Data records.
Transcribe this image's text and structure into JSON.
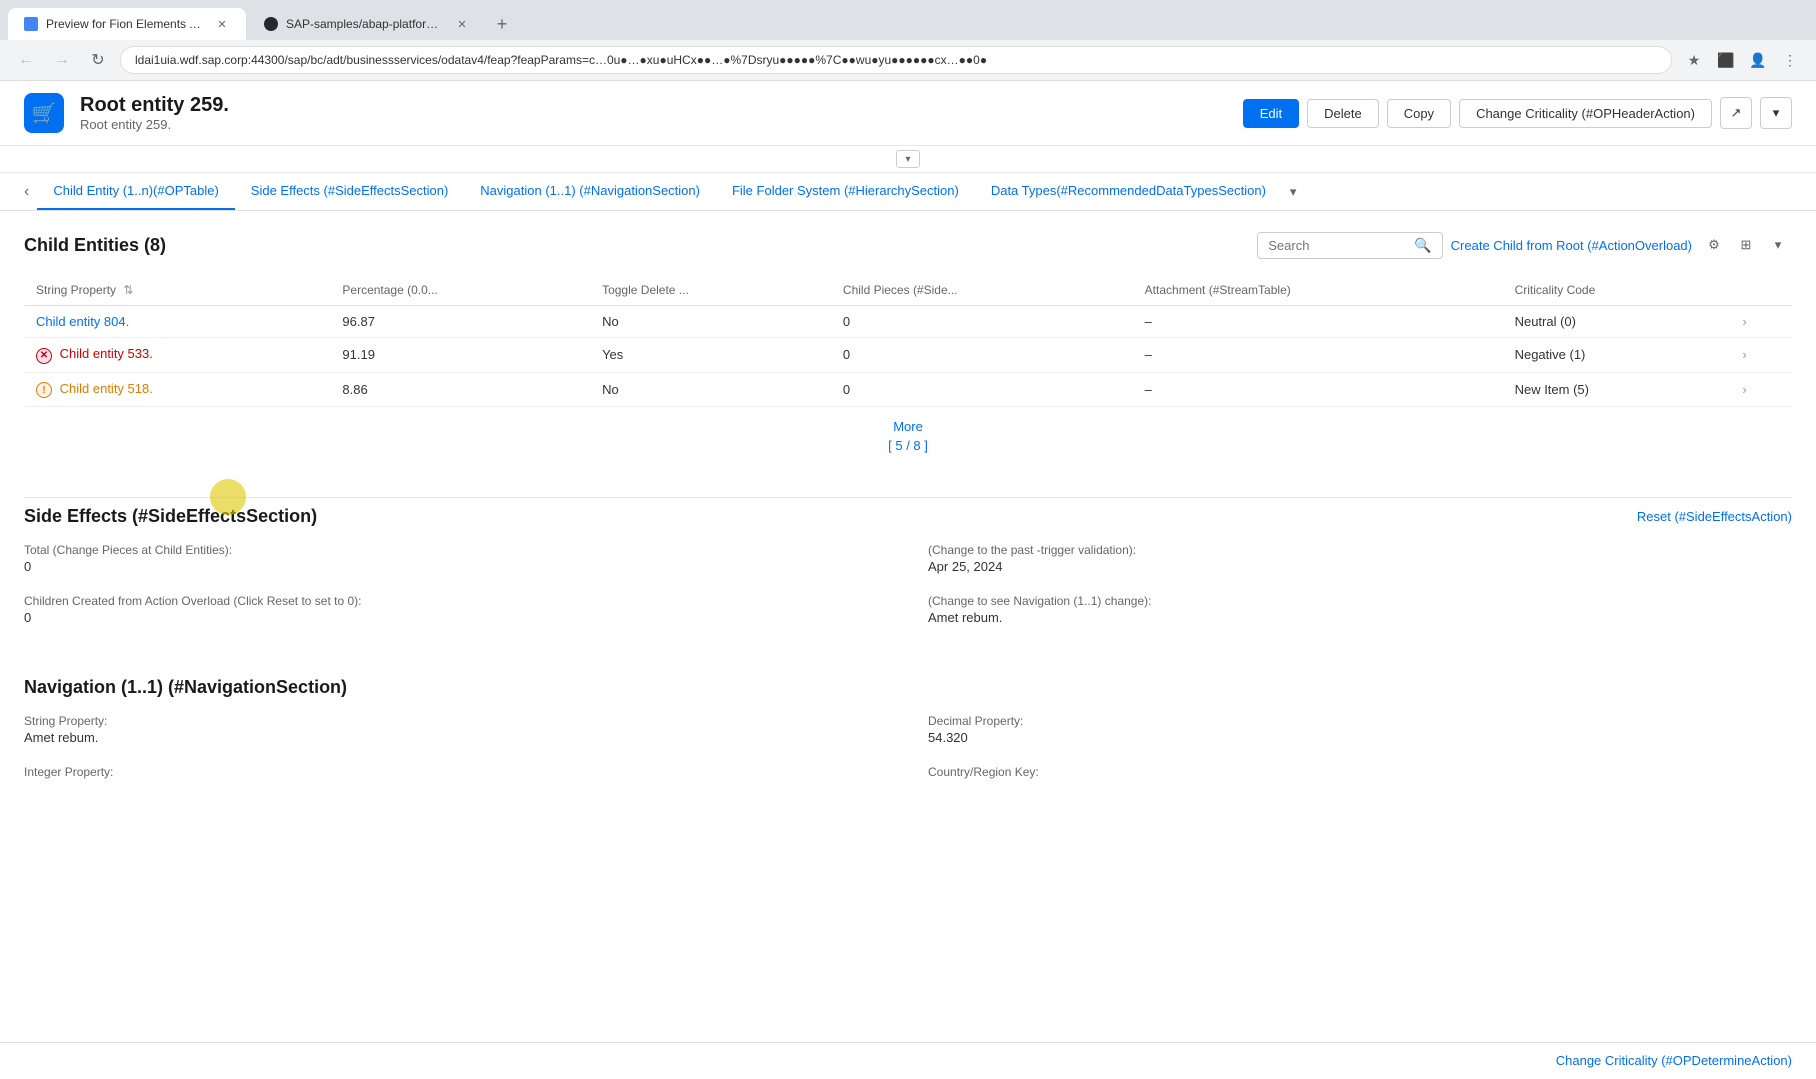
{
  "browser": {
    "tabs": [
      {
        "id": "tab1",
        "favicon": "app",
        "label": "Preview for Fion Elements App",
        "active": true
      },
      {
        "id": "tab2",
        "favicon": "gh",
        "label": "SAP-samples/abap-platform-fi...",
        "active": false
      }
    ],
    "address": "ldai1uia.wdf.sap.corp:44300/sap/bc/adt/businessservices/odatav4/feap?feapParams=c…0u●…●xu●uHCx●●…●%7Dsryu●●●●●%7C●●wu●yu●●●●●●cx…●●0●"
  },
  "header": {
    "logo_icon": "📦",
    "title": "Root entity 259.",
    "subtitle": "Root entity 259.",
    "actions": {
      "edit_label": "Edit",
      "delete_label": "Delete",
      "copy_label": "Copy",
      "change_criticality_label": "Change Criticality (#OPHeaderAction)"
    }
  },
  "tab_nav": {
    "items": [
      {
        "id": "t1",
        "label": "Child Entity (1..n)(#OPTable)",
        "active": true
      },
      {
        "id": "t2",
        "label": "Side Effects (#SideEffectsSection)",
        "active": false
      },
      {
        "id": "t3",
        "label": "Navigation (1..1) (#NavigationSection)",
        "active": false
      },
      {
        "id": "t4",
        "label": "File Folder System (#HierarchySection)",
        "active": false
      },
      {
        "id": "t5",
        "label": "Data Types(#RecommendedDataTypesSection)",
        "active": false
      }
    ]
  },
  "child_entities": {
    "section_title": "Child Entities (8)",
    "search_placeholder": "Search",
    "create_link": "Create Child from Root (#ActionOverload)",
    "columns": [
      {
        "id": "string_property",
        "label": "String Property"
      },
      {
        "id": "percentage",
        "label": "Percentage (0.0..."
      },
      {
        "id": "toggle_delete",
        "label": "Toggle Delete ..."
      },
      {
        "id": "child_pieces",
        "label": "Child Pieces (#Side..."
      },
      {
        "id": "attachment",
        "label": "Attachment (#StreamTable)"
      },
      {
        "id": "criticality_code",
        "label": "Criticality Code"
      }
    ],
    "rows": [
      {
        "id": "r1",
        "string_property": "Child entity 804.",
        "badge": null,
        "percentage": "96.87",
        "toggle_delete": "No",
        "child_pieces": "0",
        "attachment": "–",
        "criticality_code": "Neutral (0)"
      },
      {
        "id": "r2",
        "string_property": "Child entity 533.",
        "badge": "error",
        "percentage": "91.19",
        "toggle_delete": "Yes",
        "child_pieces": "0",
        "attachment": "–",
        "criticality_code": "Negative (1)"
      },
      {
        "id": "r3",
        "string_property": "Child entity 518.",
        "badge": "warn",
        "percentage": "8.86",
        "toggle_delete": "No",
        "child_pieces": "0",
        "attachment": "–",
        "criticality_code": "New Item (5)"
      }
    ],
    "more_label": "More",
    "pagination": "[ 5 / 8 ]"
  },
  "side_effects": {
    "section_title": "Side Effects (#SideEffectsSection)",
    "reset_link": "Reset (#SideEffectsAction)",
    "fields": [
      {
        "label": "Total (Change Pieces at Child Entities):",
        "value": "0",
        "col": "left"
      },
      {
        "label": "(Change to the past -trigger validation):",
        "value": "Apr 25, 2024",
        "col": "right"
      },
      {
        "label": "Children Created from Action Overload (Click Reset to set to 0):",
        "value": "0",
        "col": "left"
      },
      {
        "label": "(Change to see Navigation (1..1) change):",
        "value": "Amet rebum.",
        "col": "right"
      }
    ]
  },
  "navigation_section": {
    "section_title": "Navigation (1..1) (#NavigationSection)",
    "fields": [
      {
        "label": "String Property:",
        "value": "Amet rebum.",
        "col": "left"
      },
      {
        "label": "Decimal Property:",
        "value": "54.320",
        "col": "right"
      },
      {
        "label": "Integer Property:",
        "value": "",
        "col": "left"
      },
      {
        "label": "Country/Region Key:",
        "value": "",
        "col": "right"
      }
    ]
  },
  "bottom_bar": {
    "action_label": "Change Criticality (#OPDetermineAction)"
  }
}
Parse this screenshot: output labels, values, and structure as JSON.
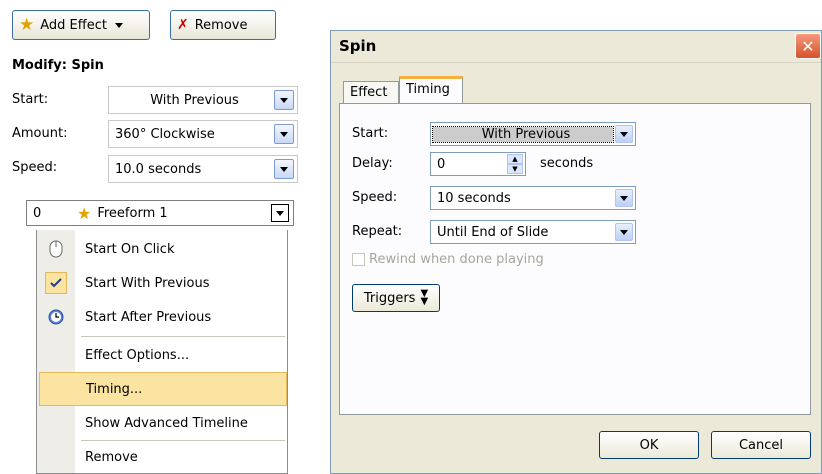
{
  "task_pane": {
    "add_effect_label": "Add Effect",
    "remove_label": "Remove",
    "section_title": "Modify: Spin",
    "start": {
      "label": "Start:",
      "value": "With Previous"
    },
    "amount": {
      "label": "Amount:",
      "value": "360° Clockwise"
    },
    "speed": {
      "label": "Speed:",
      "value": "10.0 seconds"
    },
    "effect_item": {
      "order": "0",
      "name": "Freeform 1"
    },
    "menu": {
      "start_on_click": "Start On Click",
      "start_with_previous": "Start With Previous",
      "start_after_previous": "Start After Previous",
      "effect_options": "Effect Options...",
      "timing": "Timing...",
      "show_advanced_timeline": "Show Advanced Timeline",
      "remove": "Remove"
    }
  },
  "dialog": {
    "title": "Spin",
    "tabs": [
      "Effect",
      "Timing"
    ],
    "active_tab": "Timing",
    "start": {
      "label": "Start:",
      "value": "With Previous"
    },
    "delay": {
      "label": "Delay:",
      "value": "0",
      "unit": "seconds"
    },
    "speed": {
      "label": "Speed:",
      "value": "10 seconds"
    },
    "repeat": {
      "label": "Repeat:",
      "value": "Until End of Slide"
    },
    "rewind_label": "Rewind when done playing",
    "triggers_label": "Triggers",
    "ok_label": "OK",
    "cancel_label": "Cancel"
  },
  "colors": {
    "dialog_bg": "#ece9d8",
    "menu_highlight": "#fbe3a2",
    "close_button": "#d8502a",
    "active_tab_accent": "#f5b03e"
  }
}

Task requirements. The data should be printed again unchanged; leave its pictures out.

Right answer.
Transcribe this image's text and structure into JSON.
{
  "browser": {
    "tabs": [
      {
        "id": "tab1",
        "favicon": "app",
        "label": "Preview for Fion Elements App",
        "active": true
      },
      {
        "id": "tab2",
        "favicon": "gh",
        "label": "SAP-samples/abap-platform-fi...",
        "active": false
      }
    ],
    "address": "ldai1uia.wdf.sap.corp:44300/sap/bc/adt/businessservices/odatav4/feap?feapParams=c…0u●…●xu●uHCx●●…●%7Dsryu●●●●●%7C●●wu●yu●●●●●●cx…●●0●"
  },
  "header": {
    "logo_icon": "📦",
    "title": "Root entity 259.",
    "subtitle": "Root entity 259.",
    "actions": {
      "edit_label": "Edit",
      "delete_label": "Delete",
      "copy_label": "Copy",
      "change_criticality_label": "Change Criticality (#OPHeaderAction)"
    }
  },
  "tab_nav": {
    "items": [
      {
        "id": "t1",
        "label": "Child Entity (1..n)(#OPTable)",
        "active": true
      },
      {
        "id": "t2",
        "label": "Side Effects (#SideEffectsSection)",
        "active": false
      },
      {
        "id": "t3",
        "label": "Navigation (1..1) (#NavigationSection)",
        "active": false
      },
      {
        "id": "t4",
        "label": "File Folder System (#HierarchySection)",
        "active": false
      },
      {
        "id": "t5",
        "label": "Data Types(#RecommendedDataTypesSection)",
        "active": false
      }
    ]
  },
  "child_entities": {
    "section_title": "Child Entities (8)",
    "search_placeholder": "Search",
    "create_link": "Create Child from Root (#ActionOverload)",
    "columns": [
      {
        "id": "string_property",
        "label": "String Property"
      },
      {
        "id": "percentage",
        "label": "Percentage (0.0..."
      },
      {
        "id": "toggle_delete",
        "label": "Toggle Delete ..."
      },
      {
        "id": "child_pieces",
        "label": "Child Pieces (#Side..."
      },
      {
        "id": "attachment",
        "label": "Attachment (#StreamTable)"
      },
      {
        "id": "criticality_code",
        "label": "Criticality Code"
      }
    ],
    "rows": [
      {
        "id": "r1",
        "string_property": "Child entity 804.",
        "badge": null,
        "percentage": "96.87",
        "toggle_delete": "No",
        "child_pieces": "0",
        "attachment": "–",
        "criticality_code": "Neutral (0)"
      },
      {
        "id": "r2",
        "string_property": "Child entity 533.",
        "badge": "error",
        "percentage": "91.19",
        "toggle_delete": "Yes",
        "child_pieces": "0",
        "attachment": "–",
        "criticality_code": "Negative (1)"
      },
      {
        "id": "r3",
        "string_property": "Child entity 518.",
        "badge": "warn",
        "percentage": "8.86",
        "toggle_delete": "No",
        "child_pieces": "0",
        "attachment": "–",
        "criticality_code": "New Item (5)"
      }
    ],
    "more_label": "More",
    "pagination": "[ 5 / 8 ]"
  },
  "side_effects": {
    "section_title": "Side Effects (#SideEffectsSection)",
    "reset_link": "Reset (#SideEffectsAction)",
    "fields": [
      {
        "label": "Total (Change Pieces at Child Entities):",
        "value": "0",
        "col": "left"
      },
      {
        "label": "(Change to the past -trigger validation):",
        "value": "Apr 25, 2024",
        "col": "right"
      },
      {
        "label": "Children Created from Action Overload (Click Reset to set to 0):",
        "value": "0",
        "col": "left"
      },
      {
        "label": "(Change to see Navigation (1..1) change):",
        "value": "Amet rebum.",
        "col": "right"
      }
    ]
  },
  "navigation_section": {
    "section_title": "Navigation (1..1) (#NavigationSection)",
    "fields": [
      {
        "label": "String Property:",
        "value": "Amet rebum.",
        "col": "left"
      },
      {
        "label": "Decimal Property:",
        "value": "54.320",
        "col": "right"
      },
      {
        "label": "Integer Property:",
        "value": "",
        "col": "left"
      },
      {
        "label": "Country/Region Key:",
        "value": "",
        "col": "right"
      }
    ]
  },
  "bottom_bar": {
    "action_label": "Change Criticality (#OPDetermineAction)"
  }
}
Parse this screenshot: output labels, values, and structure as JSON.
{
  "task_pane": {
    "add_effect_label": "Add Effect",
    "remove_label": "Remove",
    "section_title": "Modify: Spin",
    "start": {
      "label": "Start:",
      "value": "With Previous"
    },
    "amount": {
      "label": "Amount:",
      "value": "360° Clockwise"
    },
    "speed": {
      "label": "Speed:",
      "value": "10.0 seconds"
    },
    "effect_item": {
      "order": "0",
      "name": "Freeform 1"
    },
    "menu": {
      "start_on_click": "Start On Click",
      "start_with_previous": "Start With Previous",
      "start_after_previous": "Start After Previous",
      "effect_options": "Effect Options...",
      "timing": "Timing...",
      "show_advanced_timeline": "Show Advanced Timeline",
      "remove": "Remove"
    }
  },
  "dialog": {
    "title": "Spin",
    "tabs": [
      "Effect",
      "Timing"
    ],
    "active_tab": "Timing",
    "start": {
      "label": "Start:",
      "value": "With Previous"
    },
    "delay": {
      "label": "Delay:",
      "value": "0",
      "unit": "seconds"
    },
    "speed": {
      "label": "Speed:",
      "value": "10 seconds"
    },
    "repeat": {
      "label": "Repeat:",
      "value": "Until End of Slide"
    },
    "rewind_label": "Rewind when done playing",
    "triggers_label": "Triggers",
    "ok_label": "OK",
    "cancel_label": "Cancel"
  },
  "colors": {
    "dialog_bg": "#ece9d8",
    "menu_highlight": "#fbe3a2",
    "close_button": "#d8502a",
    "active_tab_accent": "#f5b03e"
  }
}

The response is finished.